-- START OF Material provided --

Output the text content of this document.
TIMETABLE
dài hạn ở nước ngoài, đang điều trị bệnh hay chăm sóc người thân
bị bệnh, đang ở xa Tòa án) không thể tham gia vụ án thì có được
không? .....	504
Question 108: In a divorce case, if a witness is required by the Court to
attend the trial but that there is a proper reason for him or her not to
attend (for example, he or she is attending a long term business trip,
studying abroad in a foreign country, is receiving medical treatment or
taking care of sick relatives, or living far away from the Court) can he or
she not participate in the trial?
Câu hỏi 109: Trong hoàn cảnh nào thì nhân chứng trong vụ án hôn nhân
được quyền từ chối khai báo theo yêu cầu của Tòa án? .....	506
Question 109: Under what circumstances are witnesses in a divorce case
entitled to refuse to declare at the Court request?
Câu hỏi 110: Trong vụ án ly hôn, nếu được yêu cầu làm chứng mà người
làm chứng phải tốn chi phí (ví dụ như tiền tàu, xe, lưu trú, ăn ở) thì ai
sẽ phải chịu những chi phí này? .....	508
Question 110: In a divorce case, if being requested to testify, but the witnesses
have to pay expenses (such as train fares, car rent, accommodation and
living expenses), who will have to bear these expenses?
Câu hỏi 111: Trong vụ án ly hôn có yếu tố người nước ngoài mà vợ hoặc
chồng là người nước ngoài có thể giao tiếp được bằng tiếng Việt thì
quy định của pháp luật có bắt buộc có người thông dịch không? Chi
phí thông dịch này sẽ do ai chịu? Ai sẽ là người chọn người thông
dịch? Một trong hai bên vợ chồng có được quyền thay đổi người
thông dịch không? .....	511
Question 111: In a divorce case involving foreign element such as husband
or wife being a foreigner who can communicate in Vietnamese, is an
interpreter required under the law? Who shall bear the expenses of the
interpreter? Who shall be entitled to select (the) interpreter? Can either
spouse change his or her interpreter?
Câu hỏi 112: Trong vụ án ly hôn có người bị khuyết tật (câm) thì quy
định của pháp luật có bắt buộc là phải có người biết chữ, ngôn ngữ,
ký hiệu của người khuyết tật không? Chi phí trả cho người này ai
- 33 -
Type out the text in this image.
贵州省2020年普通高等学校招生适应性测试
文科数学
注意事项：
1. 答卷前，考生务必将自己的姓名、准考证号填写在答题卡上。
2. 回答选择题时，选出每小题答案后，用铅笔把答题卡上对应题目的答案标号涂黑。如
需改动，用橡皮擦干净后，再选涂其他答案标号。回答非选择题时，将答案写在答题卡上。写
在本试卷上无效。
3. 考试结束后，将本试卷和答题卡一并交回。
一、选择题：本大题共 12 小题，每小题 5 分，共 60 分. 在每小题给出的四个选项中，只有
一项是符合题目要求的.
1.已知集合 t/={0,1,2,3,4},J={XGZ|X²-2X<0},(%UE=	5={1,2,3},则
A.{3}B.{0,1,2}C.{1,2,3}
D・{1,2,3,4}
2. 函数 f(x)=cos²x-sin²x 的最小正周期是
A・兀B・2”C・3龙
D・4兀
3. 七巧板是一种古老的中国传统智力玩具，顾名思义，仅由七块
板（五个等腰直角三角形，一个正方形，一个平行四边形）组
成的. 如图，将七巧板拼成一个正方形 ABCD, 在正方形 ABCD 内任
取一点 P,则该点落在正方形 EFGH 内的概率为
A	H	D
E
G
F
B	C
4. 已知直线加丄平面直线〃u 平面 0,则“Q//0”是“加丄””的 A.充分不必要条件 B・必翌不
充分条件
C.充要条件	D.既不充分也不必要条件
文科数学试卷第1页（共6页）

-- END OF Material provided --

■ **Given problem**
Each entry above needs to be retyped exactly.

■ **Final result**
Output the text content of this document.
TIMETABLE
dài hạn ở nước ngoài, đang điều trị bệnh hay chăm sóc người thân
bị bệnh, đang ở xa Tòa án) không thể tham gia vụ án thì có được
không? .....	504
Question 108: In a divorce case, if a witness is required by the Court to
attend the trial but that there is a proper reason for him or her not to
attend (for example, he or she is attending a long term business trip,
studying abroad in a foreign country, is receiving medical treatment or
taking care of sick relatives, or living far away from the Court) can he or
she not participate in the trial?
Câu hỏi 109: Trong hoàn cảnh nào thì nhân chứng trong vụ án hôn nhân
được quyền từ chối khai báo theo yêu cầu của Tòa án? .....	506
Question 109: Under what circumstances are witnesses in a divorce case
entitled to refuse to declare at the Court request?
Câu hỏi 110: Trong vụ án ly hôn, nếu được yêu cầu làm chứng mà người
làm chứng phải tốn chi phí (ví dụ như tiền tàu, xe, lưu trú, ăn ở) thì ai
sẽ phải chịu những chi phí này? .....	508
Question 110: In a divorce case, if being requested to testify, but the witnesses
have to pay expenses (such as train fares, car rent, accommodation and
living expenses), who will have to bear these expenses?
Câu hỏi 111: Trong vụ án ly hôn có yếu tố người nước ngoài mà vợ hoặc
chồng là người nước ngoài có thể giao tiếp được bằng tiếng Việt thì
quy định của pháp luật có bắt buộc có người thông dịch không? Chi
phí thông dịch này sẽ do ai chịu? Ai sẽ là người chọn người thông
dịch? Một trong hai bên vợ chồng có được quyền thay đổi người
thông dịch không? .....	511
Question 111: In a divorce case involving foreign element such as husband
or wife being a foreigner who can communicate in Vietnamese, is an
interpreter required under the law? Who shall bear the expenses of the
interpreter? Who shall be entitled to select (the) interpreter? Can either
spouse change his or her interpreter?
Câu hỏi 112: Trong vụ án ly hôn có người bị khuyết tật (câm) thì quy
định của pháp luật có bắt buộc là phải có người biết chữ, ngôn ngữ,
ký hiệu của người khuyết tật không? Chi phí trả cho người này ai
- 33 -
Type out the text in this image.
贵州省2020年普通高等学校招生适应性测试
文科数学
注意事项：
1. 答卷前，考生务必将自己的姓名、准考证号填写在答题卡上。
2. 回答选择题时，选出每小题答案后，用铅笔把答题卡上对应题目的答案标号涂黑。如
需改动，用橡皮擦干净后，再选涂其他答案标号。回答非选择题时，将答案写在答题卡上。写
在本试卷上无效。
3. 考试结束后，将本试卷和答题卡一并交回。
一、选择题：本大题共 12 小题，每小题 5 分，共 60 分. 在每小题给出的四个选项中，只有
一项是符合题目要求的.
1.已知集合 t/={0,1,2,3,4},J={XGZ|X²-2X<0},(%UE=	5={1,2,3},则
A.{3}B.{0,1,2}C.{1,2,3}
D・{1,2,3,4}
2. 函数 f(x)=cos²x-sin²x 的最小正周期是
A・兀B・2”C・3龙
D・4兀
3. 七巧板是一种古老的中国传统智力玩具，顾名思义，仅由七块
板（五个等腰直角三角形，一个正方形，一个平行四边形）组
成的. 如图，将七巧板拼成一个正方形 ABCD, 在正方形 ABCD 内任
取一点 P,则该点落在正方形 EFGH 内的概率为
A	H	D
E
G
F
B	C
4. 已知直线加丄平面直线〃u 平面 0,则“Q//0”是“加丄””的 A.充分不必要条件 B・必翌不
充分条件
C.充要条件	D.既不充分也不必要条件
文科数学试卷第1页（共6页）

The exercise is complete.